Pick every line out of the entries below that has the string "gluconeogenesis", and copy it.

--

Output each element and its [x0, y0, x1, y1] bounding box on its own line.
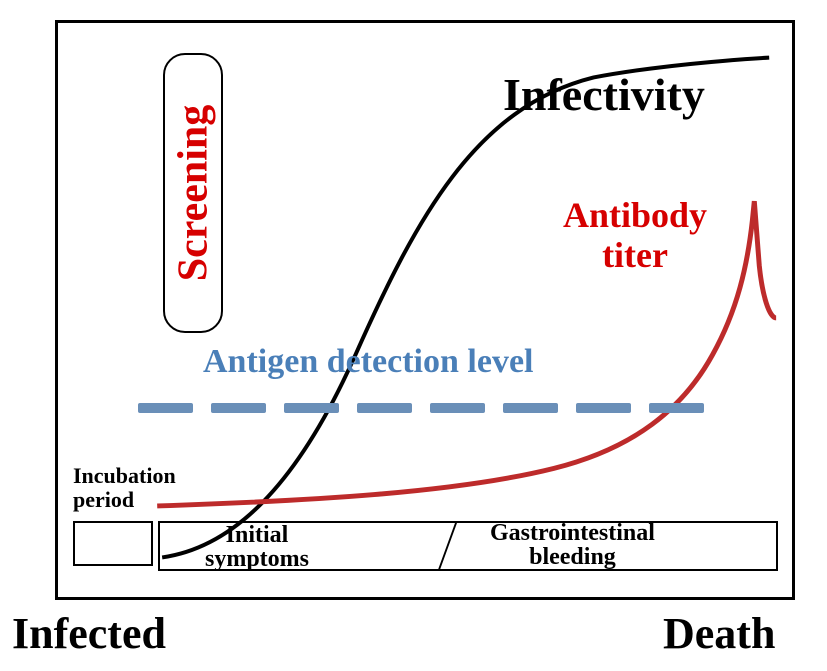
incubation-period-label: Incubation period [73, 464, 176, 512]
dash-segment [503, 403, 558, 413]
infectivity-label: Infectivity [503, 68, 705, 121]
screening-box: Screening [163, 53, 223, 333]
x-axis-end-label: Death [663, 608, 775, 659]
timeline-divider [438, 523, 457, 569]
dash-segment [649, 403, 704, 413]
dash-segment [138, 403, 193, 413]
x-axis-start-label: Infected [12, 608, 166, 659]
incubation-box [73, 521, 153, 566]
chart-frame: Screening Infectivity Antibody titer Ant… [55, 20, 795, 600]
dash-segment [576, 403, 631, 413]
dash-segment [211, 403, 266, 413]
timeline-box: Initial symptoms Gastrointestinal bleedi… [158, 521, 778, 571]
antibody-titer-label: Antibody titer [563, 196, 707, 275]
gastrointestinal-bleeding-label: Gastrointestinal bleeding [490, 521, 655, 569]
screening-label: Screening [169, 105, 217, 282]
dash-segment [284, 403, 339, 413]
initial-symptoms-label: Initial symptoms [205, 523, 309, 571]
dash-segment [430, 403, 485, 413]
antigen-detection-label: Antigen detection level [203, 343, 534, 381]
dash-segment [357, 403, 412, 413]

--

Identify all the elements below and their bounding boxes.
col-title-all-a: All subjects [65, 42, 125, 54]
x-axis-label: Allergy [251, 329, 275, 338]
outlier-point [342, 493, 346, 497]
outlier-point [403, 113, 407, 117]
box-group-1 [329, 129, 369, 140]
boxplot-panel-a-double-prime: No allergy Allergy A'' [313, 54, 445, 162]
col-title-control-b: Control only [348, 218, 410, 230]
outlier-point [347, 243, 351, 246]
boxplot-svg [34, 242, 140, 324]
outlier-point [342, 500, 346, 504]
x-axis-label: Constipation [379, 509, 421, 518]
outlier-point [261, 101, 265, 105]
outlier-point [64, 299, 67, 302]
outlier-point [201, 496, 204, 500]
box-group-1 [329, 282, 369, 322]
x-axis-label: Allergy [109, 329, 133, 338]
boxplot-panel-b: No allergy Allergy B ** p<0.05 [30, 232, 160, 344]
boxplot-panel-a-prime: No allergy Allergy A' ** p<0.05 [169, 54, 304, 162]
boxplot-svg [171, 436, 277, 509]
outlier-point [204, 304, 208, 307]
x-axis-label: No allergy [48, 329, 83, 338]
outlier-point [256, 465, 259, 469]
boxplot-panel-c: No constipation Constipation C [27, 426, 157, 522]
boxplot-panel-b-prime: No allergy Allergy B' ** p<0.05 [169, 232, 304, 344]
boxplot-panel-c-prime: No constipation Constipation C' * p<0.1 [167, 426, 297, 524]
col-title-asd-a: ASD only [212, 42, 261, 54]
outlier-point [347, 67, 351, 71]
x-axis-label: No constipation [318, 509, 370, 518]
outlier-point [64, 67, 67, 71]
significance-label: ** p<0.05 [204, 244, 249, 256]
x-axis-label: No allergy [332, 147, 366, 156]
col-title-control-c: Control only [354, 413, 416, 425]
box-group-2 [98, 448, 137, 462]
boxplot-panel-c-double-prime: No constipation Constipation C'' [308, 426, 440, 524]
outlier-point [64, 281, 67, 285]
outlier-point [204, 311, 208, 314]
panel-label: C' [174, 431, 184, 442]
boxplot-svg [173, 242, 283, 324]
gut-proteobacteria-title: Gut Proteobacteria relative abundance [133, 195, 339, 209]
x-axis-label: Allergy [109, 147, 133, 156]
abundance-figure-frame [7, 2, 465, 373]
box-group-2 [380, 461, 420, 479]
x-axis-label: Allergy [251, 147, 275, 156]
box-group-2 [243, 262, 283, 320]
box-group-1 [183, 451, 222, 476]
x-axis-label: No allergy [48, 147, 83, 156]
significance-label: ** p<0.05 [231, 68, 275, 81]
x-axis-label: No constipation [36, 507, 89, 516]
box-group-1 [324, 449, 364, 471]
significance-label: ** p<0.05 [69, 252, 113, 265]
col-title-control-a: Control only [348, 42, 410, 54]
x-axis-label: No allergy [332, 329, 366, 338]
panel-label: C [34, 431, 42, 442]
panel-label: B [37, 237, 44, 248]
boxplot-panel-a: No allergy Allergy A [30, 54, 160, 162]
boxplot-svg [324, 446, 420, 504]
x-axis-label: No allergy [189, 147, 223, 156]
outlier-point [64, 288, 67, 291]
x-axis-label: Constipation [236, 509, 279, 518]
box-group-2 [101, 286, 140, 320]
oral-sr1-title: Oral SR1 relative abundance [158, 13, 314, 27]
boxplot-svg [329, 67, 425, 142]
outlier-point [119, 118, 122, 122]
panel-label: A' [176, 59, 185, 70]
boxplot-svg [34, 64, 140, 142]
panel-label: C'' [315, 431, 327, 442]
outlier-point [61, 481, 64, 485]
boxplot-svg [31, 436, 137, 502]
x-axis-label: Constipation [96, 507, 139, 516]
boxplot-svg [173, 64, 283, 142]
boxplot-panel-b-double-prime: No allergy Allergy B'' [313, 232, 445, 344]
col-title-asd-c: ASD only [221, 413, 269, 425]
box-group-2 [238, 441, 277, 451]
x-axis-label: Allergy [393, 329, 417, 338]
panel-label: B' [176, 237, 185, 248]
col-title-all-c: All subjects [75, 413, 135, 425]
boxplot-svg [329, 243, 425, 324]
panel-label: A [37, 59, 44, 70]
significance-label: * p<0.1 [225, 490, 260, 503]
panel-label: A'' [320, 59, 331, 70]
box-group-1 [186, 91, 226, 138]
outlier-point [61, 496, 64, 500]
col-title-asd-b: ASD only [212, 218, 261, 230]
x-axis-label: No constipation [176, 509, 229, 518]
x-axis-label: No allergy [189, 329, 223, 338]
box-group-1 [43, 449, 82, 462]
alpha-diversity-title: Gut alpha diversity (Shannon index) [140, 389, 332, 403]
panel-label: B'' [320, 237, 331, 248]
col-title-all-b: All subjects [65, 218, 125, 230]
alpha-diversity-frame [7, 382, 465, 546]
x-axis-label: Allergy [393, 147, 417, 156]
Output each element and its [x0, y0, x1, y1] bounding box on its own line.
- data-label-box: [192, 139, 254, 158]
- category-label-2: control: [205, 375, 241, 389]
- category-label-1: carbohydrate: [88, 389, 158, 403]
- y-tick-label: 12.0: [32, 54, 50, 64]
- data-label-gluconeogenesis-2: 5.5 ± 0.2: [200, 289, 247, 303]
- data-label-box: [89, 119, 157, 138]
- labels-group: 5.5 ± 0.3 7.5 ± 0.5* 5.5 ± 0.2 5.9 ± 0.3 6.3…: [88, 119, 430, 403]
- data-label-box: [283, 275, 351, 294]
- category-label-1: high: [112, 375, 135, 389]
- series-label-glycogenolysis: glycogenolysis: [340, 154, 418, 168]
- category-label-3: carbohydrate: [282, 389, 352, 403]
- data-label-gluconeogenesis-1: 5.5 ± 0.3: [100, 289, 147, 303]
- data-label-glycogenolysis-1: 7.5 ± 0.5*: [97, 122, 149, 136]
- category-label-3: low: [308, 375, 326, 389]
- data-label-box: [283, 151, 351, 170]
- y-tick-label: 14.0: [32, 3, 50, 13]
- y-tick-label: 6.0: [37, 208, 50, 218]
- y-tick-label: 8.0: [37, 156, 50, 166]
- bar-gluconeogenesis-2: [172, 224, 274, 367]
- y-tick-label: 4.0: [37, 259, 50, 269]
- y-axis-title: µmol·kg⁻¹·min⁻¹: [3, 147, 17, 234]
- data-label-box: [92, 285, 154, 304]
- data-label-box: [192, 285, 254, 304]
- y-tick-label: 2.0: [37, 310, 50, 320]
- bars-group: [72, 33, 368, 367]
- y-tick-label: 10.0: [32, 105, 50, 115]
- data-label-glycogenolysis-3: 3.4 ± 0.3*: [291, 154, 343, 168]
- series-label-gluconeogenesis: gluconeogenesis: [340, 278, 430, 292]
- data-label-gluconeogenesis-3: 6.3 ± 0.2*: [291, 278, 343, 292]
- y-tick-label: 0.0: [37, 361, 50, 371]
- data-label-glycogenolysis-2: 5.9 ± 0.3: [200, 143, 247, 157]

--

- **Task output**
- data-label-gluconeogenesis-2: 5.5 ± 0.2: [200, 289, 247, 303]
- data-label-gluconeogenesis-1: 5.5 ± 0.3: [100, 289, 147, 303]
- bar-gluconeogenesis-2: [172, 224, 274, 367]
- series-label-gluconeogenesis: gluconeogenesis: [340, 278, 430, 292]
- data-label-gluconeogenesis-3: 6.3 ± 0.2*: [291, 278, 343, 292]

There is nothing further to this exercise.